--- begin Records for this task ---

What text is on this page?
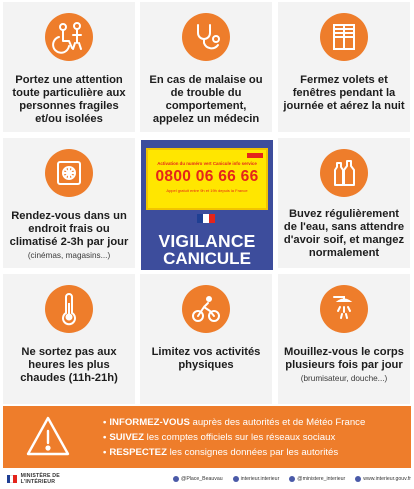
Portez une attention toute particulière aux personnes fragiles et/ou isolées
En cas de malaise ou de trouble du comportement, appelez un médecin
Fermez volets et fenêtres pendant la journée et aérez la nuit
Rendez-vous dans un endroit frais ou climatisé 2-3h par jour
(cinémas, magasins...)
Activation du numéro vert Canicule info service
0800 06 66 66
Appel gratuit entre 9h et 19h depuis la France
VIGILANCE
CANICULE
Buvez régulièrement de l'eau, sans attendre d'avoir soif, et mangez normalement
Ne sortez pas aux heures les plus chaudes (11h-21h)
Limitez vos activités physiques
Mouillez-vous le corps plusieurs fois par jour
(brumisateur, douche...)
• INFORMEZ-VOUS auprès des autorités et de Météo France
• SUIVEZ les comptes officiels sur les réseaux sociaux
• RESPECTEZ les consignes données par les autorités
MINISTÈRE DE L'INTÉRIEUR	@Place_Beauvau	interieur.interieur	@ministere_interieur	www.interieur.gouv.fr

--- end Records for this task ---

--- Short task ---
Your task is to repeat the data above exactly while excluding the pictures.

--- Finished task ---
What text is on this page?
Portez une attention toute particulière aux personnes fragiles et/ou isolées
En cas de malaise ou de trouble du comportement, appelez un médecin
Fermez volets et fenêtres pendant la journée et aérez la nuit
Rendez-vous dans un endroit frais ou climatisé 2-3h par jour
(cinémas, magasins...)
Activation du numéro vert Canicule info service
0800 06 66 66
Appel gratuit entre 9h et 19h depuis la France
VIGILANCE
CANICULE
Buvez régulièrement de l'eau, sans attendre d'avoir soif, et mangez normalement
Ne sortez pas aux heures les plus chaudes (11h-21h)
Limitez vos activités physiques
Mouillez-vous le corps plusieurs fois par jour
(brumisateur, douche...)
• INFORMEZ-VOUS auprès des autorités et de Météo France
• SUIVEZ les comptes officiels sur les réseaux sociaux
• RESPECTEZ les consignes données par les autorités
MINISTÈRE DE L'INTÉRIEUR	@Place_Beauvau	interieur.interieur	@ministere_interieur	www.interieur.gouv.fr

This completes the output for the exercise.